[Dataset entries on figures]

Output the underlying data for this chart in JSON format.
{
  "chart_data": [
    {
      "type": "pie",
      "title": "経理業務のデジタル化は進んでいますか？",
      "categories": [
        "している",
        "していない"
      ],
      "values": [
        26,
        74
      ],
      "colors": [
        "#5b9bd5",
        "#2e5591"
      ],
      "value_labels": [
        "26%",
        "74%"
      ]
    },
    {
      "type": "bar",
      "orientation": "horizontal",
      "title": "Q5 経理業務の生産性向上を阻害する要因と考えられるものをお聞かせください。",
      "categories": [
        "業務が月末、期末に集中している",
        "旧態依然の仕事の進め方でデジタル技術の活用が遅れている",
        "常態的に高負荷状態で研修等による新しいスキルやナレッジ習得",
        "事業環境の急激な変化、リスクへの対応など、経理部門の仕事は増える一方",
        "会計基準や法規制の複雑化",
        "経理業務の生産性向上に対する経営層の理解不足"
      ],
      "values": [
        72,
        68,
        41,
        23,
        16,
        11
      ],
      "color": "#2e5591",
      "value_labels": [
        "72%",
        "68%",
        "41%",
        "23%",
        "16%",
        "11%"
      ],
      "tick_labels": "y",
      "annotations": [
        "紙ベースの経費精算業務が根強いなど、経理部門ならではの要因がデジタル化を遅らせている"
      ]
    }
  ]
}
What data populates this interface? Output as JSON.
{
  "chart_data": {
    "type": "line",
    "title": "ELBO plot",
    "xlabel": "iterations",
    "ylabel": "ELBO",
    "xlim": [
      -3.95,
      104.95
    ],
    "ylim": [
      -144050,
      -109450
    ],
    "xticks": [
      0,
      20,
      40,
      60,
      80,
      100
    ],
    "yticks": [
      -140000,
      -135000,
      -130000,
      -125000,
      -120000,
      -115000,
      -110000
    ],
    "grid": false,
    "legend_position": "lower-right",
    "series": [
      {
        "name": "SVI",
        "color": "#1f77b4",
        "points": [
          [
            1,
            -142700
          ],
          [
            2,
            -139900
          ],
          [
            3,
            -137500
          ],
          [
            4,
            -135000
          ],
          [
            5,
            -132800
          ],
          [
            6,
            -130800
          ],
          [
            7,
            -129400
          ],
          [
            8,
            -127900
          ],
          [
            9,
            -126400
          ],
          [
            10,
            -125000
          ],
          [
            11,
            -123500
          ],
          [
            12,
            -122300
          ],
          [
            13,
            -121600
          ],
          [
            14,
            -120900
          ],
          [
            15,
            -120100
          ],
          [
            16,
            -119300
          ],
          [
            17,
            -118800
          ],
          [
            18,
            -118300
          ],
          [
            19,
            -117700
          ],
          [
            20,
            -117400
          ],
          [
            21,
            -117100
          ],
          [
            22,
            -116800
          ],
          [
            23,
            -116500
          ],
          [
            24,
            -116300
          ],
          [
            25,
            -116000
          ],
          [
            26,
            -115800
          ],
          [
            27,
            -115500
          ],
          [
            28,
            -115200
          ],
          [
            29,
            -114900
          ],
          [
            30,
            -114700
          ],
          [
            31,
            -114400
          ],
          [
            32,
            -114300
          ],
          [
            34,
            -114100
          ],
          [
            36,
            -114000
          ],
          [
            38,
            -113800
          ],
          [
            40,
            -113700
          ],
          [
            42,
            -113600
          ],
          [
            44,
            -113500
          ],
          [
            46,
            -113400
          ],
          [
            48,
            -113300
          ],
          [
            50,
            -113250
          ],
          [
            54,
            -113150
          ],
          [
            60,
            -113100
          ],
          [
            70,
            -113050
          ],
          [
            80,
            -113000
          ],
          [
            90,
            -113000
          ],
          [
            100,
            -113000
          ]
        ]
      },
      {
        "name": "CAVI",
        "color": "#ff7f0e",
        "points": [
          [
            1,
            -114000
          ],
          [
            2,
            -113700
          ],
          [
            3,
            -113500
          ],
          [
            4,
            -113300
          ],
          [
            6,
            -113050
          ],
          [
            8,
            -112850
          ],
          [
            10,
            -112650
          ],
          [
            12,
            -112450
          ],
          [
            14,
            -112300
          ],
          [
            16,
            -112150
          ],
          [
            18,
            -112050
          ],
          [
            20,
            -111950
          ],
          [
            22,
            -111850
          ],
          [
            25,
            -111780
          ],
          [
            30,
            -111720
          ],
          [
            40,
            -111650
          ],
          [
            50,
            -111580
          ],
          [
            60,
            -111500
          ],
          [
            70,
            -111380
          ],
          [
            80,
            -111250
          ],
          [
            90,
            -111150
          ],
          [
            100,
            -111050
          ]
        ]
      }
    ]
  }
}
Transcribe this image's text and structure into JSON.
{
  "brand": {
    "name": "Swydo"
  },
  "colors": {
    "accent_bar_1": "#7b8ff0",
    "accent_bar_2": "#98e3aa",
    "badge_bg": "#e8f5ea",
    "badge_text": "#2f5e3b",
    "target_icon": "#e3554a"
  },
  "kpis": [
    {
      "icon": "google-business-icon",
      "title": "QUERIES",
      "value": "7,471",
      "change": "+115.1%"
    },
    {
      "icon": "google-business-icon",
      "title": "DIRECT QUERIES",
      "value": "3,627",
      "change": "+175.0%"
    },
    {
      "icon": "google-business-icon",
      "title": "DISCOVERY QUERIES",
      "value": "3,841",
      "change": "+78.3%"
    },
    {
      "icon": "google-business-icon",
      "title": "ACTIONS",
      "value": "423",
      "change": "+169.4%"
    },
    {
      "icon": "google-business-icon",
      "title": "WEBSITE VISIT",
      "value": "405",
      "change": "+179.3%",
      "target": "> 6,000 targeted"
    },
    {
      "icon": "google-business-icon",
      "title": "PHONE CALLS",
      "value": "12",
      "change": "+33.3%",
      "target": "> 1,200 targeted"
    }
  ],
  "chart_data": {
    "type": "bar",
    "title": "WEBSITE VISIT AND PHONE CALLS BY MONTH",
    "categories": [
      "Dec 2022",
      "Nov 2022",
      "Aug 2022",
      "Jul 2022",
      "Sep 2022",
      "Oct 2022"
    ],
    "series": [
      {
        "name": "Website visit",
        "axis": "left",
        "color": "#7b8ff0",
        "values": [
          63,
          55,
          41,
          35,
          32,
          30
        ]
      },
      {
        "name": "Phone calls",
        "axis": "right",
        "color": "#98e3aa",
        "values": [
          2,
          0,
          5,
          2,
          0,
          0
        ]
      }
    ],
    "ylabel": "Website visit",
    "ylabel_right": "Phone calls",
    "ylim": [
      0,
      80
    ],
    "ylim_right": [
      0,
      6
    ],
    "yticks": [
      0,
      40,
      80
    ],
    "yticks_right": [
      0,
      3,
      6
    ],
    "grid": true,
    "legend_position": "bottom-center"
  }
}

▶ _Written request_
Exactly reproduce every line found in the records.

▶ _In response_
Output the underlying data for this chart in JSON format.
{
  "chart_data": [
    {
      "type": "pie",
      "title": "経理業務のデジタル化は進んでいますか？",
      "categories": [
        "している",
        "していない"
      ],
      "values": [
        26,
        74
      ],
      "colors": [
        "#5b9bd5",
        "#2e5591"
      ],
      "value_labels": [
        "26%",
        "74%"
      ]
    },
    {
      "type": "bar",
      "orientation": "horizontal",
      "title": "Q5 経理業務の生産性向上を阻害する要因と考えられるものをお聞かせください。",
      "categories": [
        "業務が月末、期末に集中している",
        "旧態依然の仕事の進め方でデジタル技術の活用が遅れている",
        "常態的に高負荷状態で研修等による新しいスキルやナレッジ習得",
        "事業環境の急激な変化、リスクへの対応など、経理部門の仕事は増える一方",
        "会計基準や法規制の複雑化",
        "経理業務の生産性向上に対する経営層の理解不足"
      ],
      "values": [
        72,
        68,
        41,
        23,
        16,
        11
      ],
      "color": "#2e5591",
      "value_labels": [
        "72%",
        "68%",
        "41%",
        "23%",
        "16%",
        "11%"
      ],
      "tick_labels": "y",
      "annotations": [
        "紙ベースの経費精算業務が根強いなど、経理部門ならではの要因がデジタル化を遅らせている"
      ]
    }
  ]
}
What data populates this interface? Output as JSON.
{
  "chart_data": {
    "type": "line",
    "title": "ELBO plot",
    "xlabel": "iterations",
    "ylabel": "ELBO",
    "xlim": [
      -3.95,
      104.95
    ],
    "ylim": [
      -144050,
      -109450
    ],
    "xticks": [
      0,
      20,
      40,
      60,
      80,
      100
    ],
    "yticks": [
      -140000,
      -135000,
      -130000,
      -125000,
      -120000,
      -115000,
      -110000
    ],
    "grid": false,
    "legend_position": "lower-right",
    "series": [
      {
        "name": "SVI",
        "color": "#1f77b4",
        "points": [
          [
            1,
            -142700
          ],
          [
            2,
            -139900
          ],
          [
            3,
            -137500
          ],
          [
            4,
            -135000
          ],
          [
            5,
            -132800
          ],
          [
            6,
            -130800
          ],
          [
            7,
            -129400
          ],
          [
            8,
            -127900
          ],
          [
            9,
            -126400
          ],
          [
            10,
            -125000
          ],
          [
            11,
            -123500
          ],
          [
            12,
            -122300
          ],
          [
            13,
            -121600
          ],
          [
            14,
            -120900
          ],
          [
            15,
            -120100
          ],
          [
            16,
            -119300
          ],
          [
            17,
            -118800
          ],
          [
            18,
            -118300
          ],
          [
            19,
            -117700
          ],
          [
            20,
            -117400
          ],
          [
            21,
            -117100
          ],
          [
            22,
            -116800
          ],
          [
            23,
            -116500
          ],
          [
            24,
            -116300
          ],
          [
            25,
            -116000
          ],
          [
            26,
            -115800
          ],
          [
            27,
            -115500
          ],
          [
            28,
            -115200
          ],
          [
            29,
            -114900
          ],
          [
            30,
            -114700
          ],
          [
            31,
            -114400
          ],
          [
            32,
            -114300
          ],
          [
            34,
            -114100
          ],
          [
            36,
            -114000
          ],
          [
            38,
            -113800
          ],
          [
            40,
            -113700
          ],
          [
            42,
            -113600
          ],
          [
            44,
            -113500
          ],
          [
            46,
            -113400
          ],
          [
            48,
            -113300
          ],
          [
            50,
            -113250
          ],
          [
            54,
            -113150
          ],
          [
            60,
            -113100
          ],
          [
            70,
            -113050
          ],
          [
            80,
            -113000
          ],
          [
            90,
            -113000
          ],
          [
            100,
            -113000
          ]
        ]
      },
      {
        "name": "CAVI",
        "color": "#ff7f0e",
        "points": [
          [
            1,
            -114000
          ],
          [
            2,
            -113700
          ],
          [
            3,
            -113500
          ],
          [
            4,
            -113300
          ],
          [
            6,
            -113050
          ],
          [
            8,
            -112850
          ],
          [
            10,
            -112650
          ],
          [
            12,
            -112450
          ],
          [
            14,
            -112300
          ],
          [
            16,
            -112150
          ],
          [
            18,
            -112050
          ],
          [
            20,
            -111950
          ],
          [
            22,
            -111850
          ],
          [
            25,
            -111780
          ],
          [
            30,
            -111720
          ],
          [
            40,
            -111650
          ],
          [
            50,
            -111580
          ],
          [
            60,
            -111500
          ],
          [
            70,
            -111380
          ],
          [
            80,
            -111250
          ],
          [
            90,
            -111150
          ],
          [
            100,
            -111050
          ]
        ]
      }
    ]
  }
}
Transcribe this image's text and structure into JSON.
{
  "brand": {
    "name": "Swydo"
  },
  "colors": {
    "accent_bar_1": "#7b8ff0",
    "accent_bar_2": "#98e3aa",
    "badge_bg": "#e8f5ea",
    "badge_text": "#2f5e3b",
    "target_icon": "#e3554a"
  },
  "kpis": [
    {
      "icon": "google-business-icon",
      "title": "QUERIES",
      "value": "7,471",
      "change": "+115.1%"
    },
    {
      "icon": "google-business-icon",
      "title": "DIRECT QUERIES",
      "value": "3,627",
      "change": "+175.0%"
    },
    {
      "icon": "google-business-icon",
      "title": "DISCOVERY QUERIES",
      "value": "3,841",
      "change": "+78.3%"
    },
    {
      "icon": "google-business-icon",
      "title": "ACTIONS",
      "value": "423",
      "change": "+169.4%"
    },
    {
      "icon": "google-business-icon",
      "title": "WEBSITE VISIT",
      "value": "405",
      "change": "+179.3%",
      "target": "> 6,000 targeted"
    },
    {
      "icon": "google-business-icon",
      "title": "PHONE CALLS",
      "value": "12",
      "change": "+33.3%",
      "target": "> 1,200 targeted"
    }
  ],
  "chart_data": {
    "type": "bar",
    "title": "WEBSITE VISIT AND PHONE CALLS BY MONTH",
    "categories": [
      "Dec 2022",
      "Nov 2022",
      "Aug 2022",
      "Jul 2022",
      "Sep 2022",
      "Oct 2022"
    ],
    "series": [
      {
        "name": "Website visit",
        "axis": "left",
        "color": "#7b8ff0",
        "values": [
          63,
          55,
          41,
          35,
          32,
          30
        ]
      },
      {
        "name": "Phone calls",
        "axis": "right",
        "color": "#98e3aa",
        "values": [
          2,
          0,
          5,
          2,
          0,
          0
        ]
      }
    ],
    "ylabel": "Website visit",
    "ylabel_right": "Phone calls",
    "ylim": [
      0,
      80
    ],
    "ylim_right": [
      0,
      6
    ],
    "yticks": [
      0,
      40,
      80
    ],
    "yticks_right": [
      0,
      3,
      6
    ],
    "grid": true,
    "legend_position": "bottom-center"
  }
}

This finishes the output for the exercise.